[RECORDS PROVIDED]

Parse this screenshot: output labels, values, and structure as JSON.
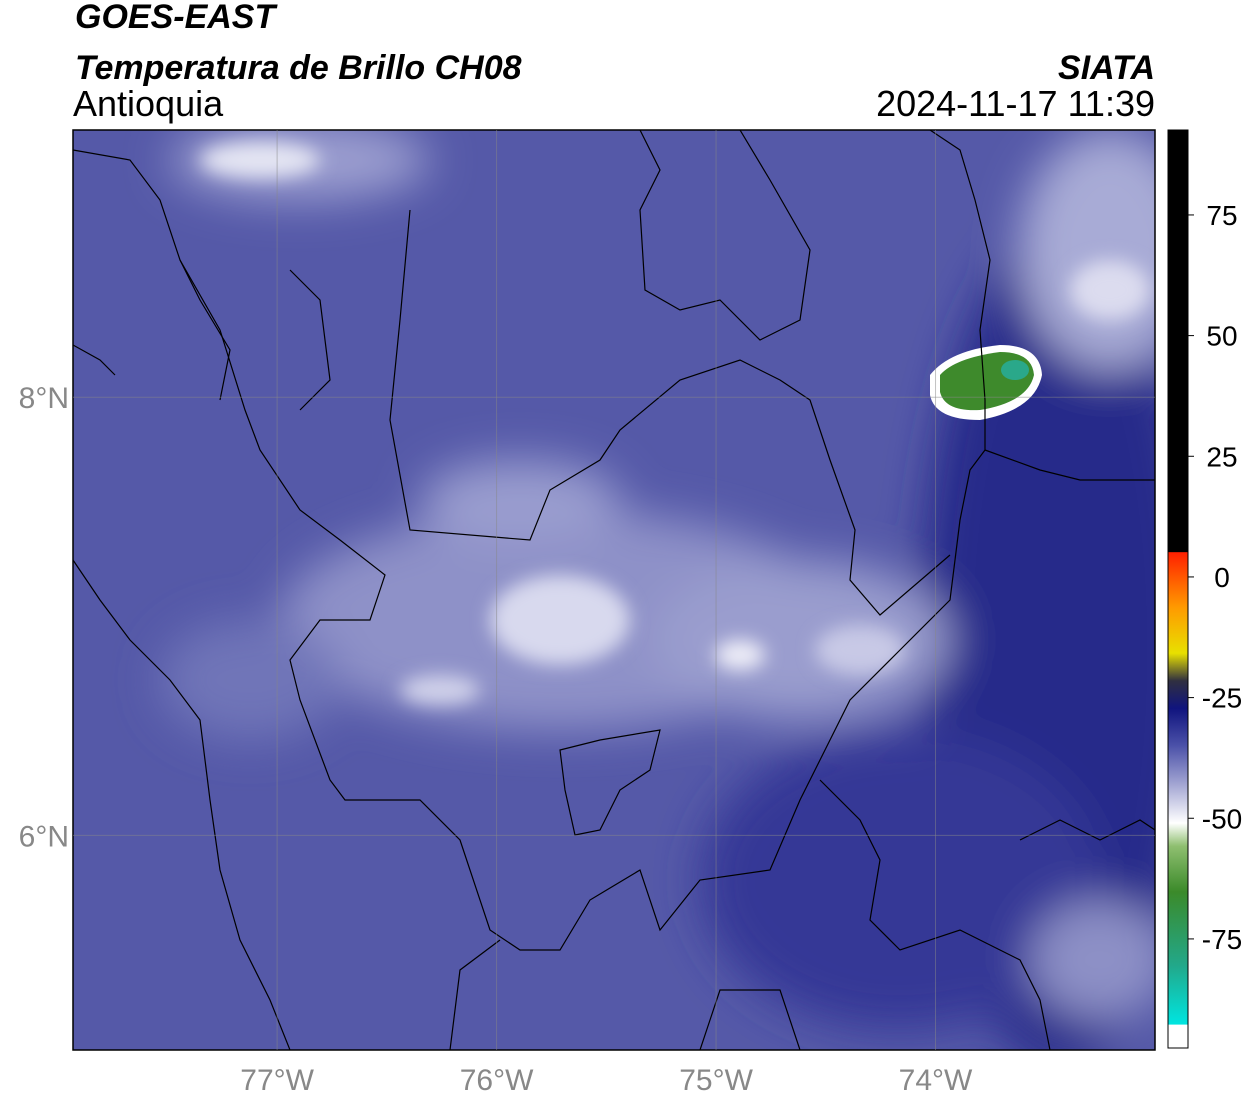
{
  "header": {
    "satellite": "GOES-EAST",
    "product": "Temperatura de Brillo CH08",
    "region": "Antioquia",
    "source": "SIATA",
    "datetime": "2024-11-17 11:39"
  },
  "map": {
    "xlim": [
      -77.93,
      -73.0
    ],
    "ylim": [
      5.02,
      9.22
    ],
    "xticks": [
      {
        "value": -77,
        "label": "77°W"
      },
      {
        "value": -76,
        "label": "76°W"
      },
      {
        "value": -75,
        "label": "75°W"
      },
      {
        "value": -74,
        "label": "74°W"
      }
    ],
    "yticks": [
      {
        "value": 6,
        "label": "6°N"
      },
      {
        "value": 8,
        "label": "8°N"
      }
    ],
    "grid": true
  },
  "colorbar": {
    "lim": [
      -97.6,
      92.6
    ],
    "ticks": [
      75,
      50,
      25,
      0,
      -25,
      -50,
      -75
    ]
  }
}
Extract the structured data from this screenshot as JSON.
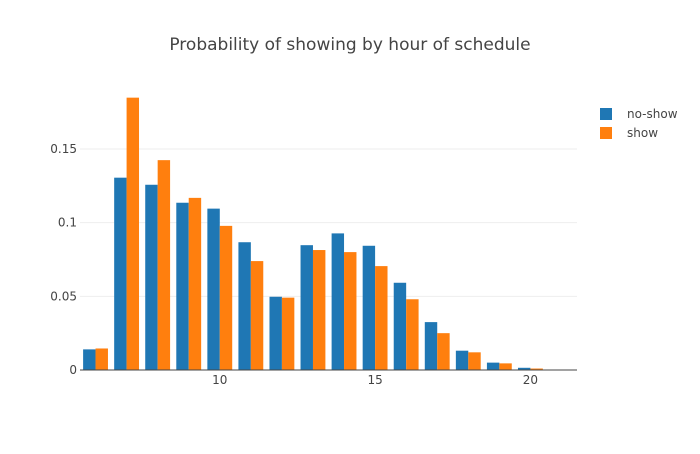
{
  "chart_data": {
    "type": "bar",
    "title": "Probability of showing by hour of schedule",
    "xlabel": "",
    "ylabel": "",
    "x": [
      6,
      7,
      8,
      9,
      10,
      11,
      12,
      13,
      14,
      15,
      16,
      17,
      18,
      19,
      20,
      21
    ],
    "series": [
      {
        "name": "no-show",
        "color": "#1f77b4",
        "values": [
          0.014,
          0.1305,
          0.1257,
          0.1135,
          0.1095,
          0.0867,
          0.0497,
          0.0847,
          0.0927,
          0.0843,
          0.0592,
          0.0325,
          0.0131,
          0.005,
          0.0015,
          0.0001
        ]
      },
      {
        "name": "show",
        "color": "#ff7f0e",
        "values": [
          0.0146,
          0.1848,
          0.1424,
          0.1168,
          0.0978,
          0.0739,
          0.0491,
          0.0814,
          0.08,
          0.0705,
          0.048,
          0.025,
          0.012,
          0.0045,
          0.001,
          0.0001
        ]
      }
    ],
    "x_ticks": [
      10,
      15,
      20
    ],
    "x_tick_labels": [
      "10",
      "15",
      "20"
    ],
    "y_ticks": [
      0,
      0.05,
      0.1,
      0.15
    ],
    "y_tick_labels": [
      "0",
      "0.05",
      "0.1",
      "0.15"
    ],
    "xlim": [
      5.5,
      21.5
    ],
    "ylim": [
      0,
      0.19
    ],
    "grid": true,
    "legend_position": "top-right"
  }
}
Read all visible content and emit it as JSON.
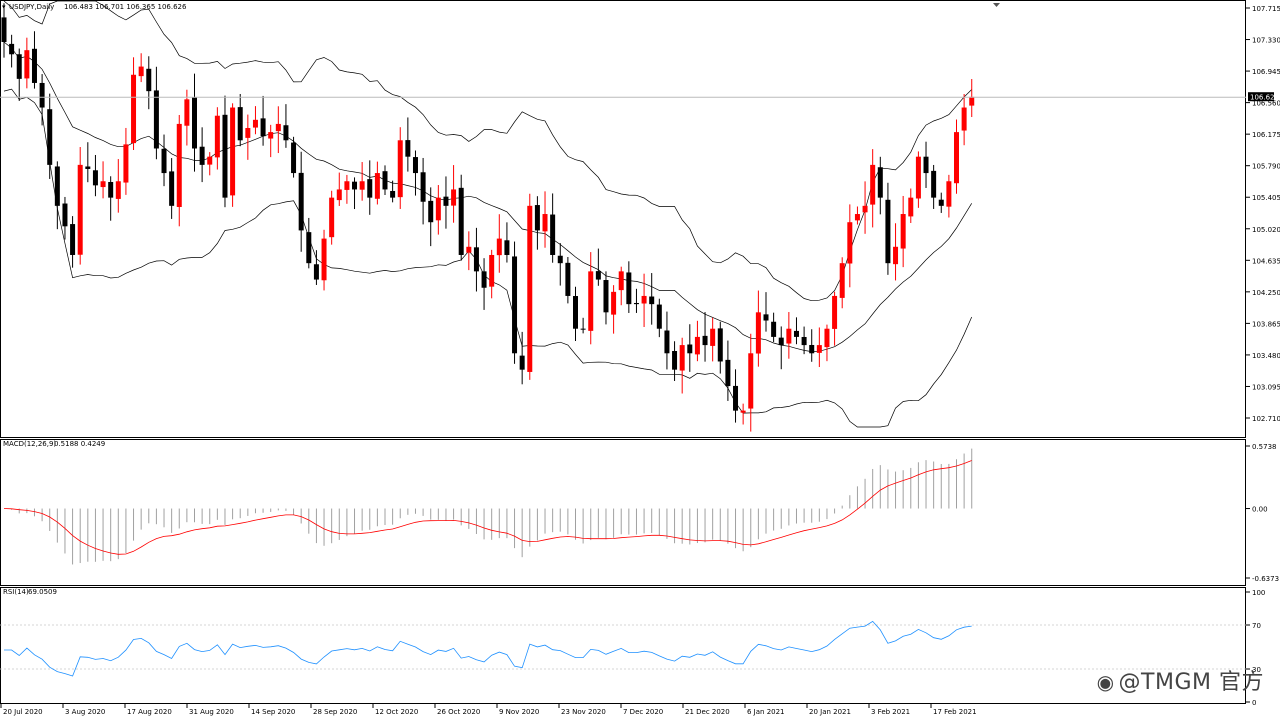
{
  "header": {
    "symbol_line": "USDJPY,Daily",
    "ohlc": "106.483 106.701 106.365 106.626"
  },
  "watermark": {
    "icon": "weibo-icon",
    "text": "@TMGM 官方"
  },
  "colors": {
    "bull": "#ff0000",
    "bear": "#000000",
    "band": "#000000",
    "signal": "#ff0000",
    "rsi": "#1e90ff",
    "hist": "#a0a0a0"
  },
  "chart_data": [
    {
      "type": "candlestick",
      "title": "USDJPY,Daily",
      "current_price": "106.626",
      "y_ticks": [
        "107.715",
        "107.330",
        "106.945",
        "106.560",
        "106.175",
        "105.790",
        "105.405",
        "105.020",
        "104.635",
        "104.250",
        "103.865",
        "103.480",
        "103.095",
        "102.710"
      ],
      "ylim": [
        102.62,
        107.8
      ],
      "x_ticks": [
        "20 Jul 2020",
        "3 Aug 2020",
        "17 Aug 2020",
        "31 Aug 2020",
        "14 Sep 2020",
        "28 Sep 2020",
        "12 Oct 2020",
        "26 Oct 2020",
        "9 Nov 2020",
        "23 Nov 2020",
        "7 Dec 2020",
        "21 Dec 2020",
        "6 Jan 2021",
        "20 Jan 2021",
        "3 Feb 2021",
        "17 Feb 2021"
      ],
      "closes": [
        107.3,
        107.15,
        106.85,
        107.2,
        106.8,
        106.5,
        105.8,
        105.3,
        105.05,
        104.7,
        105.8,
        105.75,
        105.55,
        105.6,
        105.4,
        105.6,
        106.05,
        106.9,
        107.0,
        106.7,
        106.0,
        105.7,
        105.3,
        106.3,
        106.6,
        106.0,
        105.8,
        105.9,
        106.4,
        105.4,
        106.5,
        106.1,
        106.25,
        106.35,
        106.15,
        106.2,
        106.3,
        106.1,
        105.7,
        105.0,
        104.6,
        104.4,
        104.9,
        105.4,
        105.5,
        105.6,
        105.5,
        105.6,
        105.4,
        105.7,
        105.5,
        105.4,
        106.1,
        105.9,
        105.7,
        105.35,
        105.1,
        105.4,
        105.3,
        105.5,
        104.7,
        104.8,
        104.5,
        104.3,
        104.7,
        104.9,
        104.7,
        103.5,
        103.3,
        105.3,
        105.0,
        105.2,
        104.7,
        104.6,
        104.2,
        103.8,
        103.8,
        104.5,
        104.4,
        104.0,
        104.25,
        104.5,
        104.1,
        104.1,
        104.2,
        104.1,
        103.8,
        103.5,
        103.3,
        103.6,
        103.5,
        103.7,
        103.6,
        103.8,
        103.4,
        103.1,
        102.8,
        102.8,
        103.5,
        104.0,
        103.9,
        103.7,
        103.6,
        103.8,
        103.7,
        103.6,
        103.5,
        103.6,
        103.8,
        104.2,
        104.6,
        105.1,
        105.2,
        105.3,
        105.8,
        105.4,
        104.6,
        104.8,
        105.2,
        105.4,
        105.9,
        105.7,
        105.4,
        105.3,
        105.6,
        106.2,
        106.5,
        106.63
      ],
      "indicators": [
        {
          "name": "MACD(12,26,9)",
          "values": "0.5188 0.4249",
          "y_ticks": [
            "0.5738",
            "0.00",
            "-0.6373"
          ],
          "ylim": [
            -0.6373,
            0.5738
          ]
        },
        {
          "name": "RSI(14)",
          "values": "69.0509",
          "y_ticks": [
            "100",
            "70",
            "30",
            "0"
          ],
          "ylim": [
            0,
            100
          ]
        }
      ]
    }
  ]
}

[PROBLEM DETAILS]
Go through the entries above and print each one exactly, minus the pictures.

[WORKED SOLUTION]
Parse this screenshot: output labels, values, and structure as JSON.
{
  "header": {
    "satellite": "GOES-EAST",
    "product": "Temperatura de Brillo CH08",
    "region": "Antioquia",
    "source": "SIATA",
    "datetime": "2024-11-17 11:39"
  },
  "map": {
    "xlim": [
      -77.93,
      -73.0
    ],
    "ylim": [
      5.02,
      9.22
    ],
    "xticks": [
      {
        "value": -77,
        "label": "77°W"
      },
      {
        "value": -76,
        "label": "76°W"
      },
      {
        "value": -75,
        "label": "75°W"
      },
      {
        "value": -74,
        "label": "74°W"
      }
    ],
    "yticks": [
      {
        "value": 6,
        "label": "6°N"
      },
      {
        "value": 8,
        "label": "8°N"
      }
    ],
    "grid": true
  },
  "colorbar": {
    "lim": [
      -97.6,
      92.6
    ],
    "ticks": [
      75,
      50,
      25,
      0,
      -25,
      -50,
      -75
    ]
  }
}
Extract the structured data from this screenshot as JSON.
{
  "chart_data": {
    "type": "bar",
    "title": "Probability of showing by hour of schedule",
    "xlabel": "",
    "ylabel": "",
    "x": [
      6,
      7,
      8,
      9,
      10,
      11,
      12,
      13,
      14,
      15,
      16,
      17,
      18,
      19,
      20,
      21
    ],
    "series": [
      {
        "name": "no-show",
        "color": "#1f77b4",
        "values": [
          0.014,
          0.1305,
          0.1257,
          0.1135,
          0.1095,
          0.0867,
          0.0497,
          0.0847,
          0.0927,
          0.0843,
          0.0592,
          0.0325,
          0.0131,
          0.005,
          0.0015,
          0.0001
        ]
      },
      {
        "name": "show",
        "color": "#ff7f0e",
        "values": [
          0.0146,
          0.1848,
          0.1424,
          0.1168,
          0.0978,
          0.0739,
          0.0491,
          0.0814,
          0.08,
          0.0705,
          0.048,
          0.025,
          0.012,
          0.0045,
          0.001,
          0.0001
        ]
      }
    ],
    "x_ticks": [
      10,
      15,
      20
    ],
    "x_tick_labels": [
      "10",
      "15",
      "20"
    ],
    "y_ticks": [
      0,
      0.05,
      0.1,
      0.15
    ],
    "y_tick_labels": [
      "0",
      "0.05",
      "0.1",
      "0.15"
    ],
    "xlim": [
      5.5,
      21.5
    ],
    "ylim": [
      0,
      0.19
    ],
    "grid": true,
    "legend_position": "top-right"
  }
}
Read all visible content and emit it as JSON.
{
  "header": {
    "symbol_line": "USDJPY,Daily",
    "ohlc": "106.483 106.701 106.365 106.626"
  },
  "watermark": {
    "icon": "weibo-icon",
    "text": "@TMGM 官方"
  },
  "colors": {
    "bull": "#ff0000",
    "bear": "#000000",
    "band": "#000000",
    "signal": "#ff0000",
    "rsi": "#1e90ff",
    "hist": "#a0a0a0"
  },
  "chart_data": [
    {
      "type": "candlestick",
      "title": "USDJPY,Daily",
      "current_price": "106.626",
      "y_ticks": [
        "107.715",
        "107.330",
        "106.945",
        "106.560",
        "106.175",
        "105.790",
        "105.405",
        "105.020",
        "104.635",
        "104.250",
        "103.865",
        "103.480",
        "103.095",
        "102.710"
      ],
      "ylim": [
        102.62,
        107.8
      ],
      "x_ticks": [
        "20 Jul 2020",
        "3 Aug 2020",
        "17 Aug 2020",
        "31 Aug 2020",
        "14 Sep 2020",
        "28 Sep 2020",
        "12 Oct 2020",
        "26 Oct 2020",
        "9 Nov 2020",
        "23 Nov 2020",
        "7 Dec 2020",
        "21 Dec 2020",
        "6 Jan 2021",
        "20 Jan 2021",
        "3 Feb 2021",
        "17 Feb 2021"
      ],
      "closes": [
        107.3,
        107.15,
        106.85,
        107.2,
        106.8,
        106.5,
        105.8,
        105.3,
        105.05,
        104.7,
        105.8,
        105.75,
        105.55,
        105.6,
        105.4,
        105.6,
        106.05,
        106.9,
        107.0,
        106.7,
        106.0,
        105.7,
        105.3,
        106.3,
        106.6,
        106.0,
        105.8,
        105.9,
        106.4,
        105.4,
        106.5,
        106.1,
        106.25,
        106.35,
        106.15,
        106.2,
        106.3,
        106.1,
        105.7,
        105.0,
        104.6,
        104.4,
        104.9,
        105.4,
        105.5,
        105.6,
        105.5,
        105.6,
        105.4,
        105.7,
        105.5,
        105.4,
        106.1,
        105.9,
        105.7,
        105.35,
        105.1,
        105.4,
        105.3,
        105.5,
        104.7,
        104.8,
        104.5,
        104.3,
        104.7,
        104.9,
        104.7,
        103.5,
        103.3,
        105.3,
        105.0,
        105.2,
        104.7,
        104.6,
        104.2,
        103.8,
        103.8,
        104.5,
        104.4,
        104.0,
        104.25,
        104.5,
        104.1,
        104.1,
        104.2,
        104.1,
        103.8,
        103.5,
        103.3,
        103.6,
        103.5,
        103.7,
        103.6,
        103.8,
        103.4,
        103.1,
        102.8,
        102.8,
        103.5,
        104.0,
        103.9,
        103.7,
        103.6,
        103.8,
        103.7,
        103.6,
        103.5,
        103.6,
        103.8,
        104.2,
        104.6,
        105.1,
        105.2,
        105.3,
        105.8,
        105.4,
        104.6,
        104.8,
        105.2,
        105.4,
        105.9,
        105.7,
        105.4,
        105.3,
        105.6,
        106.2,
        106.5,
        106.63
      ],
      "indicators": [
        {
          "name": "MACD(12,26,9)",
          "values": "0.5188 0.4249",
          "y_ticks": [
            "0.5738",
            "0.00",
            "-0.6373"
          ],
          "ylim": [
            -0.6373,
            0.5738
          ]
        },
        {
          "name": "RSI(14)",
          "values": "69.0509",
          "y_ticks": [
            "100",
            "70",
            "30",
            "0"
          ],
          "ylim": [
            0,
            100
          ]
        }
      ]
    }
  ]
}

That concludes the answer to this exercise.